=== TEXTO FORNECIDO ===
* * * * * * * * *
Arilson Favareto e Marina Piatto*
É incontestável que já estamos vivendo sob 1,5 ºC de aquecimento global, ou perto disso. Chuvas torrenciais na desértica Dubai e na Arábia Saudita ainda estampavam as páginas dos jornais de maio quando uma tragédia se abateu sobre o sul do Brasil. Incêndios assolam agora a região Norte, o Pantanal e o Canadá. Termômetros marcam temperaturas mortais (para cima e para baixo) na África, na Ásia e na América do Norte; cheias e secas se intercalam na Europa; os oceanos estão cada vez mais quentes e geleiras se liquefazem. As mudanças climáticas são uma realidade e exigem solução urgente.
De todas as atividades humanas, a alimentação certamente é a mais básica, essencial e universal. A nada trivial tarefa de garantir comida para mais de 8 bilhões de pessoas complica-se quando somada aos eventos climáticos extremos e às emissões de gases de efeito estufa próprias da atividade. No cenário de perdas e danos das catástrofes, essa combinação confere aos modos de produção e de consumo de alimentos lugar de destaque na corrida pela mitigação do aquecimento global e adaptação às suas consequências.
A conexão entre clima e sistemas agroalimentares precisa dar passos importantes na próxima Conferência do Clima, em novembro, no Azerbaijão. Já na COP de Dubai, em 2023, a pauta foi destaque da discussão de agricultura, com a assinatura, por 133 países, de uma Declaração sobre Agricultura Sustentável, Sistemas Alimentares Resilientes e Ação Climática. O desafio é traçar um mapa de transição que garanta sistemas agroalimentares justos e sustentáveis. Urge uma mudança abrangente – da produção ao consumo, passando por armazenagem, transporte e processamento. Envolve governos, produtores, academia, ONGs e população.
O Brasil, na atual qualidade de maior exportador de sete commodities agropecuárias (soja, milho, açúcar, café, suco de laranja, carne bovina e frango), precisa assumir liderança nessa arena. Dados divulgados em março pelo Banco BTG Pactual revelam que a produção nacional é capaz de suprir 900 milhões de pessoas – 11% da população global e 4,5 vezes a local.
Os próximos anos serão fundamentais para esse debate e especialmente favoráveis ao protagonismo brasileiro. Primeiro, porque em 2025 acontecerá um balanço dos dez anos do Acordo de Paris – e ele não será positivo nem em relação às metas traçadas, nem à realidade dos termômetros. Os países deverão indicar (e cumprir) compromissos mais ambiciosos, que, na prática, só decolam se forem acompanhados dos meios para sua implementação. Será preciso influenciar as agendas dos tomadores de decisão ao redor do mundo, e o Brasil vive uma conjunção favorável para desempenhar esse papel: está agora à frente do G20, assumirá a coordenação dos Brics em 2025 e, no mesmo ano, sediará a COP 30, cujos temas em destaque serão adaptação e transição justa.
* * * * * * * * *
=== OBJETIVO A ===
Transcreva palavra por palavra cada linha da listagem abaixo, do início ao fim.
O texto sobre clima e alimentação e a listagem não têm nenhuma relação entre si.

=== DADOS PARA PROCESSAMENTO ===
* * * * * * * * *
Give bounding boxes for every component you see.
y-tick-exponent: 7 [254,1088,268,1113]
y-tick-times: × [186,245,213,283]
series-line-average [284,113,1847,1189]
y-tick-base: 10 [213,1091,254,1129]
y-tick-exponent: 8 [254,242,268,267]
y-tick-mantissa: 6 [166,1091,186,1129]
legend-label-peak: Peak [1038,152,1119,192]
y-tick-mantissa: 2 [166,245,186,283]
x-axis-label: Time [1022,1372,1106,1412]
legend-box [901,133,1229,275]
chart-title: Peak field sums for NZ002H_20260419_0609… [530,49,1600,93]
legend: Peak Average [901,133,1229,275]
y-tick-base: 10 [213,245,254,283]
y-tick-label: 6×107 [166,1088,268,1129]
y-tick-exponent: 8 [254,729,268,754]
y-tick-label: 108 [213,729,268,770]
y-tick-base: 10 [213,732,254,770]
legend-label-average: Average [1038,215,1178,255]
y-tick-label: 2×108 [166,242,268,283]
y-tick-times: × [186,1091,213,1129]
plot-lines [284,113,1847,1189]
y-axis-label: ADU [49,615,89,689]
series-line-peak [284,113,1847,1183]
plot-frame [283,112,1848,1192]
* * * * * * * * *
=== OBJETIVO B ===
Dê sequência ao texto sobre clima e alimentação, começando logo após a última frase apresentada.

=== RESULTADO A ===
Give bounding boxes for every component you see.
y-tick-exponent: 7 [254,1088,268,1113]
y-tick-times: × [186,245,213,283]
series-line-average [284,113,1847,1189]
y-tick-base: 10 [213,1091,254,1129]
y-tick-exponent: 8 [254,242,268,267]
y-tick-mantissa: 6 [166,1091,186,1129]
legend-label-peak: Peak [1038,152,1119,192]
y-tick-mantissa: 2 [166,245,186,283]
x-axis-label: Time [1022,1372,1106,1412]
legend-box [901,133,1229,275]
chart-title: Peak field sums for NZ002H_20260419_0609… [530,49,1600,93]
legend: Peak Average [901,133,1229,275]
y-tick-base: 10 [213,245,254,283]
y-tick-label: 6×107 [166,1088,268,1129]
y-tick-exponent: 8 [254,729,268,754]
y-tick-label: 108 [213,729,268,770]
y-tick-base: 10 [213,732,254,770]
legend-label-average: Average [1038,215,1178,255]
y-tick-label: 2×108 [166,242,268,283]
y-tick-times: × [186,1091,213,1129]
plot-lines [284,113,1847,1189]
y-axis-label: ADU [49,615,89,689]
series-line-peak [284,113,1847,1183]
plot-frame [283,112,1848,1192]

=== RESULTADO B ===
Há uma ampla gama de iniciativas, experimentações e práticas visando adaptação e transição nos sistemas agroalimentares – prova de que a agenda climática vem se impondo ao setor. Paradoxalmente, os vetores de degradação ambiental também se intensificaram, com desmatamento, perda de biodiversidade e uma escalada global de problemas de saúde relacionados aos padrões de produção e consumo alimentar. E mais: nem todas as formas de transição em experimentação contemplam a ideia de justiça social e podem implicar maior concentração e exclusão.
Um fato novo é o reconhecimento de que os sistemas agroalimentares atuais têm se mostrado insustentáveis mesmo do ponto de vista estritamente financeiro. Um estudo da FAO de 2023 aponta prejuízos de US$ 3,8 trilhões com perdas de produção devidas a eventos climáticos nas últimas três décadas. E um relatório lançado em março por um dos principais cientistas globais do Clima, Johan Rockstrom, do Instituto Potsdam de Pesquisas sobre o Impacto Climático, mostra que, se forem contabilizados todos os efeitos negativos derivados do padrão de produção e consumo dos sistemas agroalimentares convencionais, esses custos já excedem o valor de tudo aquilo que é produzido. Ou seja, promover algum tipo de transição não é só uma questão de racionalidade ambiental, mas também de racionalidade econômica.
No que toca à produção, as experiências acumuladas pela agropecuária regenerativa apontam para um conjunto de práticas que contribuem para diminuição de emissões e aumento da resiliência. Essencialmente, o caminho é parar de desmatar, diversificar e se empenhar em reflorestar APPs e reservas legais. A tragédia recente no Rio Grande do Sul ensinou mais uma vez que as áreas florestadas formam faixas de proteção. Nas cheias, contêm a água excedente e, nas secas, devolvem essa água para os rios. Além disso, evitam assoreamento, favorecem a infiltração hídrica, contribuem para a manutenção ecossistêmica e estocam carbono.
Um segundo bloco de ações está ligado a práticas que preservam o solo. A regra é mantê-lo vegetado para evitar que se degrade, pois esse processo também libera carbono. Uma terceira frente é a das práticas produtivas, privilegiando sistemas diversificados, que revertam a monotonia alimentar contemporânea. O aumento de eficiência produtiva, a manutenção da fertilidade das pastagens, a plena cobertura do solo, o uso de leguminosas para fixação de nitrogênio e o plantio direto são outras medidas consagradas.
A transformação depende da diversidade (de atores e de práticas), bem como da coordenação (de políticas e esforços públicos e privados) para pactuar soluções que aliem iniciativas de produção e modelos de negócios a baixas emissões e segurança alimentar, sem acentuar desigualdades.
*Arilson Favareto é coordenador do Cebrap Sustentabilidade e Marina Piatto é diretora executiva do Instituto de Manejo e Certificação Florestal e Agrícola (Imaflora), fundadores da iniciativa ThinkFood&Climate, lançada em conjunto com a Cátedra Josué de Castro, da USP.
Publicado pelo Valor Econômico.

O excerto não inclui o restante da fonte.